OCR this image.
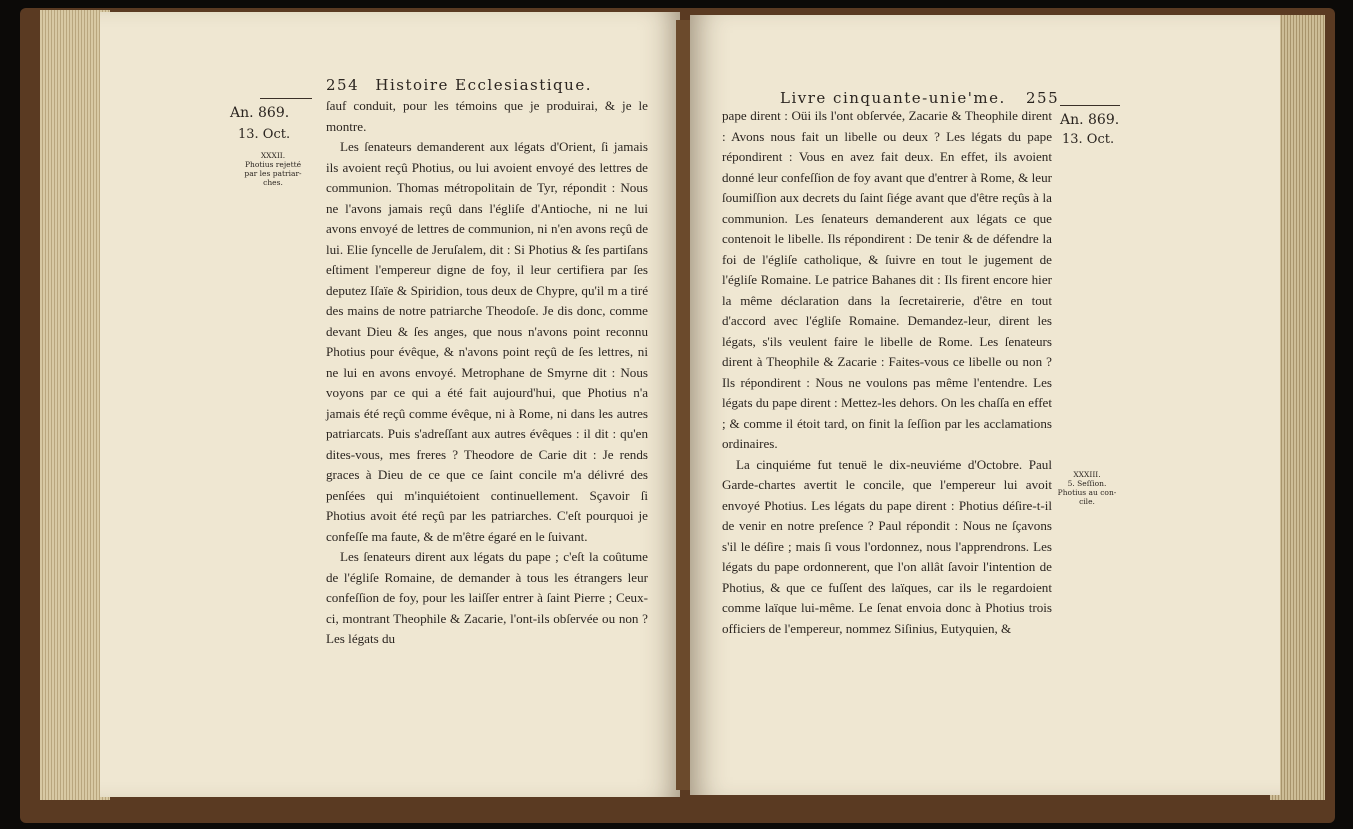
254 Histoire Ecclesiastique.
An. 869.
13. Oct.
XXXII.
Photius rejetté
par les patriar-
ches.

ſauf conduit, pour les témoins que je produirai, & je le montre.

Les ſenateurs demanderent aux légats d'Orient, ſi jamais ils avoient reçû Photius, ou lui avoient envoyé des lettres de communion. Thomas métropolitain de Tyr, répondit : Nous ne l'avons jamais reçû dans l'égliſe d'Antioche, ni ne lui avons envoyé de lettres de communion, ni n'en avons reçû de lui. Elie ſyncelle de Jeruſalem, dit : Si Photius & ſes partiſans eſtiment l'empereur digne de foy, il leur certifiera par ſes deputez Iſaïe & Spiridion, tous deux de Chypre, qu'il m a tiré des mains de notre patriarche Theodoſe. Je dis donc, comme devant Dieu & ſes anges, que nous n'avons point reconnu Photius pour évêque, & n'avons point reçû de ſes lettres, ni ne lui en avons envoyé. Metrophane de Smyrne dit : Nous voyons par ce qui a été fait aujourd'hui, que Photius n'a jamais été reçû comme évêque, ni à Rome, ni dans les autres patriarcats. Puis s'adreſſant aux autres évêques : il dit : qu'en dites-vous, mes freres ? Theodore de Carie dit : Je rends graces à Dieu de ce que ce ſaint concile m'a délivré des penſées qui m'inquiétoient continuellement. Sçavoir ſi Photius avoit été reçû par les patriarches. C'eſt pourquoi je confeſſe ma faute, & de m'être égaré en le ſuivant.

Les ſenateurs dirent aux légats du pape ; c'eſt la coûtume de l'égliſe Romaine, de demander à tous les étrangers leur confeſſion de foy, pour les laiſſer entrer à ſaint Pierre ; Ceux-ci, montrant Theophile & Zacarie, l'ont-ils obſervée ou non ? Les légats du

Livre cinquante-unie'me. 255
An. 869.
13. Oct.
XXXIII.
5. Seſſion.
Photius au con-
cile.

pape dirent : Oüi ils l'ont obſervée, Zacarie & Theophile dirent : Avons nous fait un libelle ou deux ? Les légats du pape répondirent : Vous en avez fait deux. En effet, ils avoient donné leur confeſſion de foy avant que d'entrer à Rome, & leur ſoumiſſion aux decrets du ſaint ſiége avant que d'être reçûs à la communion. Les ſenateurs demanderent aux légats ce que contenoit le libelle. Ils répondirent : De tenir & de défendre la foi de l'égliſe catholique, & ſuivre en tout le jugement de l'égliſe Romaine. Le patrice Bahanes dit : Ils firent encore hier la même déclaration dans la ſecretairerie, d'être en tout d'accord avec l'égliſe Romaine. Demandez-leur, dirent les légats, s'ils veulent faire le libelle de Rome. Les ſenateurs dirent à Theophile & Zacarie : Faites-vous ce libelle ou non ? Ils répondirent : Nous ne voulons pas même l'entendre. Les légats du pape dirent : Mettez-les dehors. On les chaſſa en effet ; & comme il étoit tard, on finit la ſeſſion par les acclamations ordinaires.

La cinquiéme fut tenuë le dix-neuviéme d'Octobre. Paul Garde-chartes avertit le concile, que l'empereur lui avoit envoyé Photius. Les légats du pape dirent : Photius déſire-t-il de venir en notre preſence ? Paul répondit : Nous ne ſçavons s'il le déſire ; mais ſi vous l'ordonnez, nous l'apprendrons. Les légats du pape ordonnerent, que l'on allât ſavoir l'intention de Photius, & que ce fuſſent des laïques, car ils le regardoient comme laïque lui-même. Le ſenat envoia donc à Photius trois officiers de l'empereur, nommez Siſinius, Eutyquien, &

================

PROBLEM:
Print out the lines exactly, skipping any picture.

WRITTEN SOLUTION:
OCR this image.
254 Histoire Ecclesiastique.
An. 869.
13. Oct.
XXXII.
Photius rejetté
par les patriar-
ches.

ſauf conduit, pour les témoins que je produirai, & je le montre.

Les ſenateurs demanderent aux légats d'Orient, ſi jamais ils avoient reçû Photius, ou lui avoient envoyé des lettres de communion. Thomas métropolitain de Tyr, répondit : Nous ne l'avons jamais reçû dans l'égliſe d'Antioche, ni ne lui avons envoyé de lettres de communion, ni n'en avons reçû de lui. Elie ſyncelle de Jeruſalem, dit : Si Photius & ſes partiſans eſtiment l'empereur digne de foy, il leur certifiera par ſes deputez Iſaïe & Spiridion, tous deux de Chypre, qu'il m a tiré des mains de notre patriarche Theodoſe. Je dis donc, comme devant Dieu & ſes anges, que nous n'avons point reconnu Photius pour évêque, & n'avons point reçû de ſes lettres, ni ne lui en avons envoyé. Metrophane de Smyrne dit : Nous voyons par ce qui a été fait aujourd'hui, que Photius n'a jamais été reçû comme évêque, ni à Rome, ni dans les autres patriarcats. Puis s'adreſſant aux autres évêques : il dit : qu'en dites-vous, mes freres ? Theodore de Carie dit : Je rends graces à Dieu de ce que ce ſaint concile m'a délivré des penſées qui m'inquiétoient continuellement. Sçavoir ſi Photius avoit été reçû par les patriarches. C'eſt pourquoi je confeſſe ma faute, & de m'être égaré en le ſuivant.

Les ſenateurs dirent aux légats du pape ; c'eſt la coûtume de l'égliſe Romaine, de demander à tous les étrangers leur confeſſion de foy, pour les laiſſer entrer à ſaint Pierre ; Ceux-ci, montrant Theophile & Zacarie, l'ont-ils obſervée ou non ? Les légats du

Livre cinquante-unie'me. 255
An. 869.
13. Oct.
XXXIII.
5. Seſſion.
Photius au con-
cile.

pape dirent : Oüi ils l'ont obſervée, Zacarie & Theophile dirent : Avons nous fait un libelle ou deux ? Les légats du pape répondirent : Vous en avez fait deux. En effet, ils avoient donné leur confeſſion de foy avant que d'entrer à Rome, & leur ſoumiſſion aux decrets du ſaint ſiége avant que d'être reçûs à la communion. Les ſenateurs demanderent aux légats ce que contenoit le libelle. Ils répondirent : De tenir & de défendre la foi de l'égliſe catholique, & ſuivre en tout le jugement de l'égliſe Romaine. Le patrice Bahanes dit : Ils firent encore hier la même déclaration dans la ſecretairerie, d'être en tout d'accord avec l'égliſe Romaine. Demandez-leur, dirent les légats, s'ils veulent faire le libelle de Rome. Les ſenateurs dirent à Theophile & Zacarie : Faites-vous ce libelle ou non ? Ils répondirent : Nous ne voulons pas même l'entendre. Les légats du pape dirent : Mettez-les dehors. On les chaſſa en effet ; & comme il étoit tard, on finit la ſeſſion par les acclamations ordinaires.

La cinquiéme fut tenuë le dix-neuviéme d'Octobre. Paul Garde-chartes avertit le concile, que l'empereur lui avoit envoyé Photius. Les légats du pape dirent : Photius déſire-t-il de venir en notre preſence ? Paul répondit : Nous ne ſçavons s'il le déſire ; mais ſi vous l'ordonnez, nous l'apprendrons. Les légats du pape ordonnerent, que l'on allât ſavoir l'intention de Photius, & que ce fuſſent des laïques, car ils le regardoient comme laïque lui-même. Le ſenat envoia donc à Photius trois officiers de l'empereur, nommez Siſinius, Eutyquien, &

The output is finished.